Exercise brief: Scan the data below for the string "kinds". Show every line where it turns up.

Information shown:
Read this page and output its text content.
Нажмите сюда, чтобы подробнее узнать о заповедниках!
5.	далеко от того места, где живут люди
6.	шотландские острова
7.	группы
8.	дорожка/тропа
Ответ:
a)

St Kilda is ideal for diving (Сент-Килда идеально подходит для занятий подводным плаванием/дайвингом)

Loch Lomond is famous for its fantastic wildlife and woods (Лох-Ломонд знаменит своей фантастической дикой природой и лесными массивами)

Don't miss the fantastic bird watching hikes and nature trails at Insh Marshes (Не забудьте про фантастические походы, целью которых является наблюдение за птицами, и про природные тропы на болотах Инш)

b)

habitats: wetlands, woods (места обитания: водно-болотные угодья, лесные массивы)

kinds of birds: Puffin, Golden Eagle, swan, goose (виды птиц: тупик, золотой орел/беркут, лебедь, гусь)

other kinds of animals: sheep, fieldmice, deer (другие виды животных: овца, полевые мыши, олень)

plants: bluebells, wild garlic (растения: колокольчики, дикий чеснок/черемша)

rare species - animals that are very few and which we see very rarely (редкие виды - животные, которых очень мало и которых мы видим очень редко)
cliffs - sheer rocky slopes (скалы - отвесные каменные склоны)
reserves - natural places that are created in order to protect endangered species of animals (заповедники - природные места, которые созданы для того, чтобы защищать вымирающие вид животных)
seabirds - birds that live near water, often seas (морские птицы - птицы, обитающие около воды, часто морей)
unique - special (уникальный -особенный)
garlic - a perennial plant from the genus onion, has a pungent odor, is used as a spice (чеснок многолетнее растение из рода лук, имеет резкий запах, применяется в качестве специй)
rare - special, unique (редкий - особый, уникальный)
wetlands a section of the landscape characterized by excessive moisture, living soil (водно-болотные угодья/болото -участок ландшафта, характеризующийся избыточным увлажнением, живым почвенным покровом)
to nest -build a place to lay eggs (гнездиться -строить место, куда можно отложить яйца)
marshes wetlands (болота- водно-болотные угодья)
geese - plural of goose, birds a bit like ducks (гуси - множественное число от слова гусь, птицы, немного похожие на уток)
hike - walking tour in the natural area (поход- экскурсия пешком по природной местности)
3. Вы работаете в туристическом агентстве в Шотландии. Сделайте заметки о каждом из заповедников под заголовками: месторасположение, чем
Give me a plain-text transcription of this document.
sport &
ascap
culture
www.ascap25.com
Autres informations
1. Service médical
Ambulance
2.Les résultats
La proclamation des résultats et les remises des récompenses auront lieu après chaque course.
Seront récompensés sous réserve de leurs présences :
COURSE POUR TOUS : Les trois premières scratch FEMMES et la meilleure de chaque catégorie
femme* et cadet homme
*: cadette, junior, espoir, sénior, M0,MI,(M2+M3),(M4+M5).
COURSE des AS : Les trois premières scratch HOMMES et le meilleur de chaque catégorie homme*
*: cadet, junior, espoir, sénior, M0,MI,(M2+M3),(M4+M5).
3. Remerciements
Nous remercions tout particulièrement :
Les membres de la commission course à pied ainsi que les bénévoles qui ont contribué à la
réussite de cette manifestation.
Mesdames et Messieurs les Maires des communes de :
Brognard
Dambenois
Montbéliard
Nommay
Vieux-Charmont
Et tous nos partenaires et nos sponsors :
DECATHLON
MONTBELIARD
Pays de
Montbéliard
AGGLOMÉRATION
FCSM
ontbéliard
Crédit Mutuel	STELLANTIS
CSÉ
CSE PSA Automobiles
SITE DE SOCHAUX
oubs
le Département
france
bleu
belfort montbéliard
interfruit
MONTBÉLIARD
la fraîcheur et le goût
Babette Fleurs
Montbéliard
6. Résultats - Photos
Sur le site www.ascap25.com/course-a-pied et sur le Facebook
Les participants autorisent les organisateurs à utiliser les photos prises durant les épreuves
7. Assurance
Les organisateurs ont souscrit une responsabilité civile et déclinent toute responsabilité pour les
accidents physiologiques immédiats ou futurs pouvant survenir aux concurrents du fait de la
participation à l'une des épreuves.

Answer to this problem:
kinds of birds: Puffin, Golden Eagle, swan, goose (виды птиц: тупик, золотой орел/беркут, лебедь, гусь)
other kinds of animals: sheep, fieldmice, deer (другие виды животных: овца, полевые мыши, олень)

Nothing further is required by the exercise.